▶ **Exercise prompt**:
Skip the pictures. Transcribe the rest of the data below without changing a word.

▶ **Raw data**:
=-=-=
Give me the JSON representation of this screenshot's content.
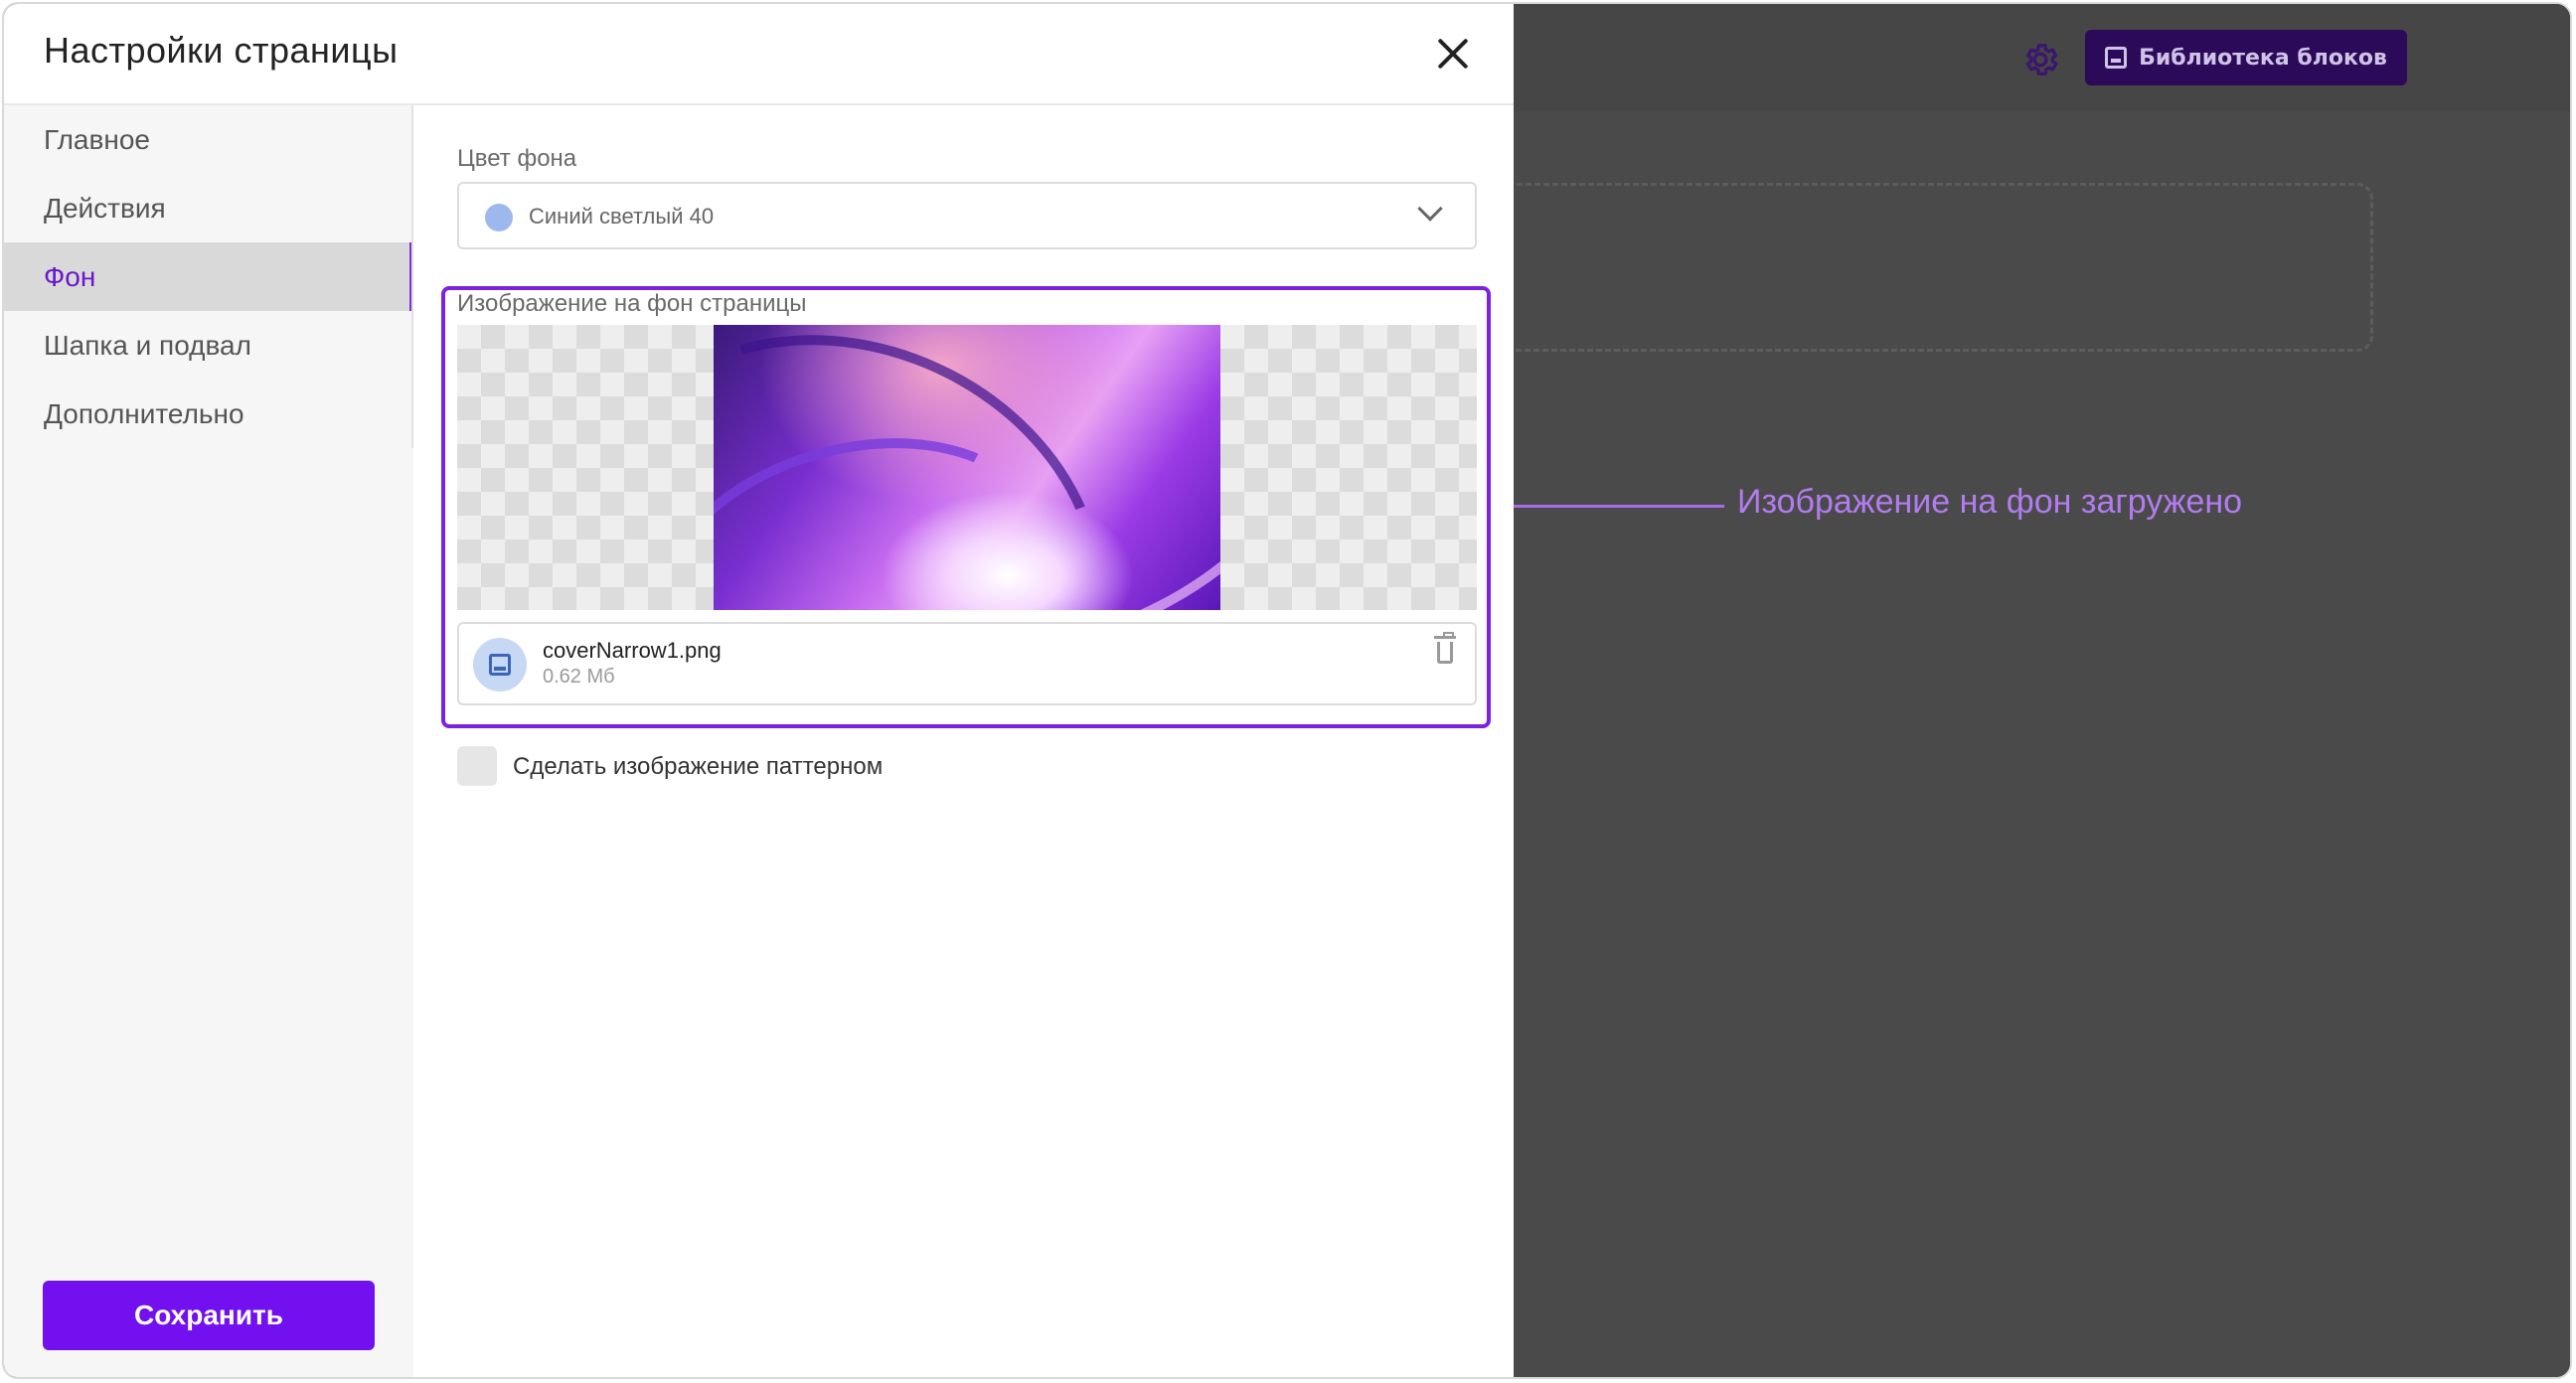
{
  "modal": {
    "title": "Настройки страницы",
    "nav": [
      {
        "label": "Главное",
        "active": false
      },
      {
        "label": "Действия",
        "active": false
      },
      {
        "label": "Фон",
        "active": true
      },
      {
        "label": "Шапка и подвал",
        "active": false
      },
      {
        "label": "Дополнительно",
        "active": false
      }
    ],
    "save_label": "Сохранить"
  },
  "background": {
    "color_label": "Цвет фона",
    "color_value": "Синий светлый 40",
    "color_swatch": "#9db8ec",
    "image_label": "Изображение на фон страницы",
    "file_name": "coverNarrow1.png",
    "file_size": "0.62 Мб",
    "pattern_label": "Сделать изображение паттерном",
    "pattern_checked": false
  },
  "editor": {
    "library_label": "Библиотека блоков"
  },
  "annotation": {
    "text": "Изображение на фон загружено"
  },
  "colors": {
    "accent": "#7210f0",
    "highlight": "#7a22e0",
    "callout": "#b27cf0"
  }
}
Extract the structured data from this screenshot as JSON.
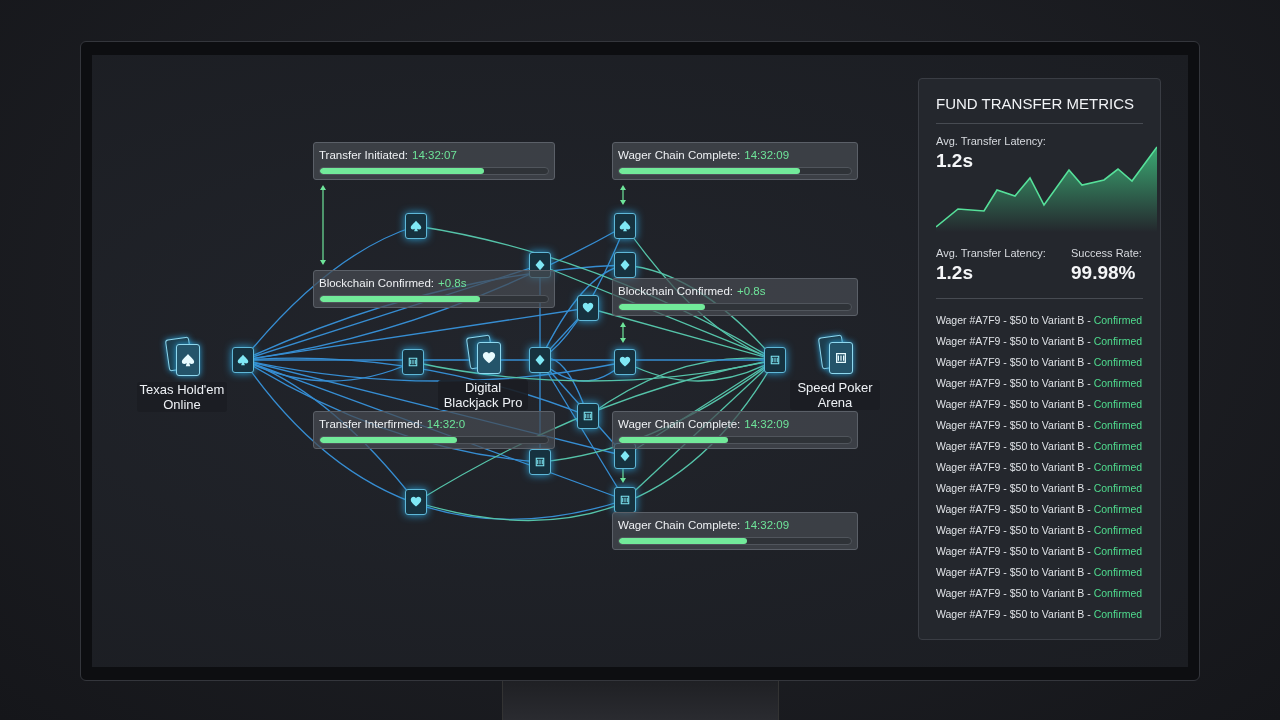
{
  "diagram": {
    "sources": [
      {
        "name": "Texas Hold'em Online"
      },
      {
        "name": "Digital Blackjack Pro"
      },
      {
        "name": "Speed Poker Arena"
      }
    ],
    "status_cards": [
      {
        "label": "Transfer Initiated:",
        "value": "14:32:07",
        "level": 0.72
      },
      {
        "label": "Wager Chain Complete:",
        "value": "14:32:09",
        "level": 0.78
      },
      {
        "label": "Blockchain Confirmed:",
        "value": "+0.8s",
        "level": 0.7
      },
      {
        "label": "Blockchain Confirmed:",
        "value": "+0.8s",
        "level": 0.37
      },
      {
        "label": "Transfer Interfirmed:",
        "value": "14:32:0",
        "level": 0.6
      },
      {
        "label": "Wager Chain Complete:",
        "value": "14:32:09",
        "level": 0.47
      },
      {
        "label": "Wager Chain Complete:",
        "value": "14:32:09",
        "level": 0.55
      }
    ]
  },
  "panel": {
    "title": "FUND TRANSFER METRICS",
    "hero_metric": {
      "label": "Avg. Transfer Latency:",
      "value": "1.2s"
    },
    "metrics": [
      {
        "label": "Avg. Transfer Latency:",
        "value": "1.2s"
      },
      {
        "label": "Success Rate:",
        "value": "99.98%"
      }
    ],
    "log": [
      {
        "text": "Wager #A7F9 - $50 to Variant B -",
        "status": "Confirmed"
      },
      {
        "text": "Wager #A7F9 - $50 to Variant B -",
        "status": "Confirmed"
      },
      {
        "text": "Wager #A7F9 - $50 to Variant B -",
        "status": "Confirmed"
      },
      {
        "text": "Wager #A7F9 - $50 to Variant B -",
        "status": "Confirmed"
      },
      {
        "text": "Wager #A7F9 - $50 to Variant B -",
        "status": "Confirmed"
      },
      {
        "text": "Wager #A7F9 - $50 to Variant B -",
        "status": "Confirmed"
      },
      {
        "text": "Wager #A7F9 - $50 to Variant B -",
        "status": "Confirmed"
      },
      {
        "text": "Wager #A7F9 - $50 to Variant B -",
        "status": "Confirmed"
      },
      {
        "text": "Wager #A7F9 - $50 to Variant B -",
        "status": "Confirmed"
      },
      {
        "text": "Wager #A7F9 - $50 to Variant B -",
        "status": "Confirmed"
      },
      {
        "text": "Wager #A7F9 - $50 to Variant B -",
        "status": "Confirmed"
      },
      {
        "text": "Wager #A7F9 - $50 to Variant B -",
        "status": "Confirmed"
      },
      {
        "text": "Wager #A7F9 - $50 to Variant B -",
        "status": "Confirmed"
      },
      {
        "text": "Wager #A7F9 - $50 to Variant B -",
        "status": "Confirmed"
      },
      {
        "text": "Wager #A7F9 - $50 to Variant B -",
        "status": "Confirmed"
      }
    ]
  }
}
=-=-=
▶ **Answer below**:
Give me the JSON representation of this screenshot's content.
{
  "modal": {
    "title": "Настройки страницы",
    "nav": [
      {
        "label": "Главное",
        "active": false
      },
      {
        "label": "Действия",
        "active": false
      },
      {
        "label": "Фон",
        "active": true
      },
      {
        "label": "Шапка и подвал",
        "active": false
      },
      {
        "label": "Дополнительно",
        "active": false
      }
    ],
    "save_label": "Сохранить"
  },
  "background": {
    "color_label": "Цвет фона",
    "color_value": "Синий светлый 40",
    "color_swatch": "#9db8ec",
    "image_label": "Изображение на фон страницы",
    "file_name": "coverNarrow1.png",
    "file_size": "0.62 Мб",
    "pattern_label": "Сделать изображение паттерном",
    "pattern_checked": false
  },
  "editor": {
    "library_label": "Библиотека блоков"
  },
  "annotation": {
    "text": "Изображение на фон загружено"
  },
  "colors": {
    "accent": "#7210f0",
    "highlight": "#7a22e0",
    "callout": "#b27cf0"
  }
}
Extract the structured data from this screenshot as JSON.
{
  "diagram": {
    "sources": [
      {
        "name": "Texas Hold'em Online"
      },
      {
        "name": "Digital Blackjack Pro"
      },
      {
        "name": "Speed Poker Arena"
      }
    ],
    "status_cards": [
      {
        "label": "Transfer Initiated:",
        "value": "14:32:07",
        "level": 0.72
      },
      {
        "label": "Wager Chain Complete:",
        "value": "14:32:09",
        "level": 0.78
      },
      {
        "label": "Blockchain Confirmed:",
        "value": "+0.8s",
        "level": 0.7
      },
      {
        "label": "Blockchain Confirmed:",
        "value": "+0.8s",
        "level": 0.37
      },
      {
        "label": "Transfer Interfirmed:",
        "value": "14:32:0",
        "level": 0.6
      },
      {
        "label": "Wager Chain Complete:",
        "value": "14:32:09",
        "level": 0.47
      },
      {
        "label": "Wager Chain Complete:",
        "value": "14:32:09",
        "level": 0.55
      }
    ]
  },
  "panel": {
    "title": "FUND TRANSFER METRICS",
    "hero_metric": {
      "label": "Avg. Transfer Latency:",
      "value": "1.2s"
    },
    "metrics": [
      {
        "label": "Avg. Transfer Latency:",
        "value": "1.2s"
      },
      {
        "label": "Success Rate:",
        "value": "99.98%"
      }
    ],
    "log": [
      {
        "text": "Wager #A7F9 - $50 to Variant B -",
        "status": "Confirmed"
      },
      {
        "text": "Wager #A7F9 - $50 to Variant B -",
        "status": "Confirmed"
      },
      {
        "text": "Wager #A7F9 - $50 to Variant B -",
        "status": "Confirmed"
      },
      {
        "text": "Wager #A7F9 - $50 to Variant B -",
        "status": "Confirmed"
      },
      {
        "text": "Wager #A7F9 - $50 to Variant B -",
        "status": "Confirmed"
      },
      {
        "text": "Wager #A7F9 - $50 to Variant B -",
        "status": "Confirmed"
      },
      {
        "text": "Wager #A7F9 - $50 to Variant B -",
        "status": "Confirmed"
      },
      {
        "text": "Wager #A7F9 - $50 to Variant B -",
        "status": "Confirmed"
      },
      {
        "text": "Wager #A7F9 - $50 to Variant B -",
        "status": "Confirmed"
      },
      {
        "text": "Wager #A7F9 - $50 to Variant B -",
        "status": "Confirmed"
      },
      {
        "text": "Wager #A7F9 - $50 to Variant B -",
        "status": "Confirmed"
      },
      {
        "text": "Wager #A7F9 - $50 to Variant B -",
        "status": "Confirmed"
      },
      {
        "text": "Wager #A7F9 - $50 to Variant B -",
        "status": "Confirmed"
      },
      {
        "text": "Wager #A7F9 - $50 to Variant B -",
        "status": "Confirmed"
      },
      {
        "text": "Wager #A7F9 - $50 to Variant B -",
        "status": "Confirmed"
      }
    ]
  }
}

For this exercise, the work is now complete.